START

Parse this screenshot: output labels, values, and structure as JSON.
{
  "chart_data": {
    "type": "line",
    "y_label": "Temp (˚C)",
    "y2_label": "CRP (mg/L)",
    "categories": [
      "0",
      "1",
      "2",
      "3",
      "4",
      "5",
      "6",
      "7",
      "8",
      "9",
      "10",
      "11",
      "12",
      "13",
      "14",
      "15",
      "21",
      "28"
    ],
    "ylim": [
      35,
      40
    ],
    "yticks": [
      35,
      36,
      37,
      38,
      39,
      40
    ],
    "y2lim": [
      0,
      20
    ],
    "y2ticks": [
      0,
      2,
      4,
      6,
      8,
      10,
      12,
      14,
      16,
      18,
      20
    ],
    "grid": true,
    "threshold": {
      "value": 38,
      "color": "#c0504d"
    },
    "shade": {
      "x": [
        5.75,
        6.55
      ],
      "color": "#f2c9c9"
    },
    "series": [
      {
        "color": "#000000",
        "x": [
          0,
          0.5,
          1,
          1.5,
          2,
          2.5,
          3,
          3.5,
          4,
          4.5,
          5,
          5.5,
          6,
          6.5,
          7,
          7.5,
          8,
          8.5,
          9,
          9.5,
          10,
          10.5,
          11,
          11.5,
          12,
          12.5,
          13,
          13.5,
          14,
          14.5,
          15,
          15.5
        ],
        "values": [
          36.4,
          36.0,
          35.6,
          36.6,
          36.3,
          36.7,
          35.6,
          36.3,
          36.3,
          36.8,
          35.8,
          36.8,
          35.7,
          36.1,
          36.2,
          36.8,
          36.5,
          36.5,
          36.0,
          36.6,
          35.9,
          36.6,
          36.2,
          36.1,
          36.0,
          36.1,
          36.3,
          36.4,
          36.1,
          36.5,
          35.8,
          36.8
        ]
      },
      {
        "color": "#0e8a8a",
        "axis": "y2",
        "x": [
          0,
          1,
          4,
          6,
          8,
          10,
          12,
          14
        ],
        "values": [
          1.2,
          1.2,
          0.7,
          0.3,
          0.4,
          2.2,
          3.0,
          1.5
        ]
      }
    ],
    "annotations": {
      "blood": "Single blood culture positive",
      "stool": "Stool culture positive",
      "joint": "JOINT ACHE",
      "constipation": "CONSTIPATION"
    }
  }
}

END

Answer with one number only: how many lines above contain the word "positive".

2